Using the listing below, select the lines with the word "color" and copy them.

START DATASET ROWS

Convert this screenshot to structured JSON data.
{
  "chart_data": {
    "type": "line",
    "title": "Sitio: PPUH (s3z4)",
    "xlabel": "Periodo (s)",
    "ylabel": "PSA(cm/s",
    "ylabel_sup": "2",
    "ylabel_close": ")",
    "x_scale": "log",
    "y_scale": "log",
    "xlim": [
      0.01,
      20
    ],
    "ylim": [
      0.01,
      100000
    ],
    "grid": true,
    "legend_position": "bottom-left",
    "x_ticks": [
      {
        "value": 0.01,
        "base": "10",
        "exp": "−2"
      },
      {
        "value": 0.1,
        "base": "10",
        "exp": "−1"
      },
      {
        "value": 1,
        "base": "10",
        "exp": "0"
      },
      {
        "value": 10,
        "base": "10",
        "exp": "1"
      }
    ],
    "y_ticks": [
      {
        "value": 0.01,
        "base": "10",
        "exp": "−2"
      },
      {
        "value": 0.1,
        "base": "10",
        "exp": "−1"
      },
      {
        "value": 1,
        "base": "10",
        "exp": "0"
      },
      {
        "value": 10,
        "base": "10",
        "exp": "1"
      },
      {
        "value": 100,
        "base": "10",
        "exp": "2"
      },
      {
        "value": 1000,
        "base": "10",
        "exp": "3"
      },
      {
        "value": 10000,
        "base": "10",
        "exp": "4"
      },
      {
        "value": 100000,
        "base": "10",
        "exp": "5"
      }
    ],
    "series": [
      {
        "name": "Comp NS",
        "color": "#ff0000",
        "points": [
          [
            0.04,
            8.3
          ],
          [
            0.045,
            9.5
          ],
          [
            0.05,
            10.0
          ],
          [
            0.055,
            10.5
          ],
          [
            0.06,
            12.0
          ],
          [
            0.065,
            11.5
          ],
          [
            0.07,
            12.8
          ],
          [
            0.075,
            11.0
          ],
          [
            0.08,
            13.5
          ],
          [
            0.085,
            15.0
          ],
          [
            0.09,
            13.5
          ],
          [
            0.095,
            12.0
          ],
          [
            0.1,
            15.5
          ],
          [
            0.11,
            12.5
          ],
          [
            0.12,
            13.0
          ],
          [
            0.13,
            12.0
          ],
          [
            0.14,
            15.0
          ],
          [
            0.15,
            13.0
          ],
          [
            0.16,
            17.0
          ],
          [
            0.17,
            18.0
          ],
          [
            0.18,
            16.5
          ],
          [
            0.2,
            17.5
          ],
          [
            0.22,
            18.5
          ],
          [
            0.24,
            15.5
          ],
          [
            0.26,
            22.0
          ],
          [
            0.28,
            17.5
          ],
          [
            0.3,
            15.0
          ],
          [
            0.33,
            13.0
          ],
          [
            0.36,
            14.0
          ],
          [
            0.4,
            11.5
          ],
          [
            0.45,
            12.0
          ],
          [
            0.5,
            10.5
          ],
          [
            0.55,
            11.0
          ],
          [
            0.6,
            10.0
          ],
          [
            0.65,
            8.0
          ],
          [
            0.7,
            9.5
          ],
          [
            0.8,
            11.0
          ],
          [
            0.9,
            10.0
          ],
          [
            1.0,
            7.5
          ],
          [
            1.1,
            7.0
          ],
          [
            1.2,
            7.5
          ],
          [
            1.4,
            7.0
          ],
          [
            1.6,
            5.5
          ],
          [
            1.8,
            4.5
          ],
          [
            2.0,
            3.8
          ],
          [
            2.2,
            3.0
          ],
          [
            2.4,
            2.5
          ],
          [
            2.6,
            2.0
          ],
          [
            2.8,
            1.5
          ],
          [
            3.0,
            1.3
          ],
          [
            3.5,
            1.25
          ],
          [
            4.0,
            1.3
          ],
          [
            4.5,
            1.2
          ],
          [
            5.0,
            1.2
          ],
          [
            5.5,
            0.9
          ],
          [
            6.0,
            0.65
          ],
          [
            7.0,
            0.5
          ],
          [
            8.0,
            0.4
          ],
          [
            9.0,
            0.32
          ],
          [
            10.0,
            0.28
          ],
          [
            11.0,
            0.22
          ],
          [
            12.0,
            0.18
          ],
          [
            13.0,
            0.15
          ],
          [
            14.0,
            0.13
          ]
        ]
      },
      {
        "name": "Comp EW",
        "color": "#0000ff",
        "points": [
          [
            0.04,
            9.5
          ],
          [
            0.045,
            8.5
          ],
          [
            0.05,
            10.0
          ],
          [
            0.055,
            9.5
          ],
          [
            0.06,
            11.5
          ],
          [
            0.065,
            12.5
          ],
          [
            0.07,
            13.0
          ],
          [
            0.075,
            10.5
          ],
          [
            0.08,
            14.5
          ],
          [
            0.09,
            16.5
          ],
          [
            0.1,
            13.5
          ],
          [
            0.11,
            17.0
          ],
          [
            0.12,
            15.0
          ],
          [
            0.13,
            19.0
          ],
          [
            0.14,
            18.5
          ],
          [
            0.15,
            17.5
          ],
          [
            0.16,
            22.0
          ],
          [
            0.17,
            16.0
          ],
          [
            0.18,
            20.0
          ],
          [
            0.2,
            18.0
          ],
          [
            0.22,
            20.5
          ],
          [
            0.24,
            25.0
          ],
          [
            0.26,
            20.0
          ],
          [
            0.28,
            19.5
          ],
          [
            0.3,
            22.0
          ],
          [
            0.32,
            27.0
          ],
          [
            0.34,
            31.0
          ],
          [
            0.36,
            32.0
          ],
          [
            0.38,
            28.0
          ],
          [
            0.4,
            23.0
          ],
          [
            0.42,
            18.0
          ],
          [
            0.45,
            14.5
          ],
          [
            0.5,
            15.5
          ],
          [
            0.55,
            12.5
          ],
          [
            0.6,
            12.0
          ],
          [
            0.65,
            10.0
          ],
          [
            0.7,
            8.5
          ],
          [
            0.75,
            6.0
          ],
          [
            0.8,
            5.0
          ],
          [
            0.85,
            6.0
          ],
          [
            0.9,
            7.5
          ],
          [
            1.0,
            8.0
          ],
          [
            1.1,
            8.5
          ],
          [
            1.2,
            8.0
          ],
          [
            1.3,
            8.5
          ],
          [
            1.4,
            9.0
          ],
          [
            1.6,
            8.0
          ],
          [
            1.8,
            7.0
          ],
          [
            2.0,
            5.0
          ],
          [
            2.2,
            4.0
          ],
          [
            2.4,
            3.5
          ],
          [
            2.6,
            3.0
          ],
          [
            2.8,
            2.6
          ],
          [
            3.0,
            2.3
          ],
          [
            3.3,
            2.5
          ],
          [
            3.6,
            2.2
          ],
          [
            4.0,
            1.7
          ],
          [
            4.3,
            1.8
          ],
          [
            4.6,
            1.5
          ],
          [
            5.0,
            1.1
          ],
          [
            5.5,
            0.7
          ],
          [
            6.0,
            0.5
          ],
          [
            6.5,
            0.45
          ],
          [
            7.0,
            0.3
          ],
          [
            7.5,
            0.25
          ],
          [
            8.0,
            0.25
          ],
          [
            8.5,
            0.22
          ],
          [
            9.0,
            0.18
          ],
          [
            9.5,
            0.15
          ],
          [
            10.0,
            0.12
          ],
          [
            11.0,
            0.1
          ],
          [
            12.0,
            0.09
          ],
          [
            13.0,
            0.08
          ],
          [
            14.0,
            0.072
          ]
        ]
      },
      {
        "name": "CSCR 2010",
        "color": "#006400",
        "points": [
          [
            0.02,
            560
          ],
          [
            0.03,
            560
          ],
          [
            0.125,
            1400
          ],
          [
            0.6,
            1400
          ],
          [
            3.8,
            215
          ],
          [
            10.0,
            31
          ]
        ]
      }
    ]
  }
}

END DATASET ROWS

## TASK SOLUTION
        "color": "#ff0000",
        "color": "#0000ff",
        "color": "#006400",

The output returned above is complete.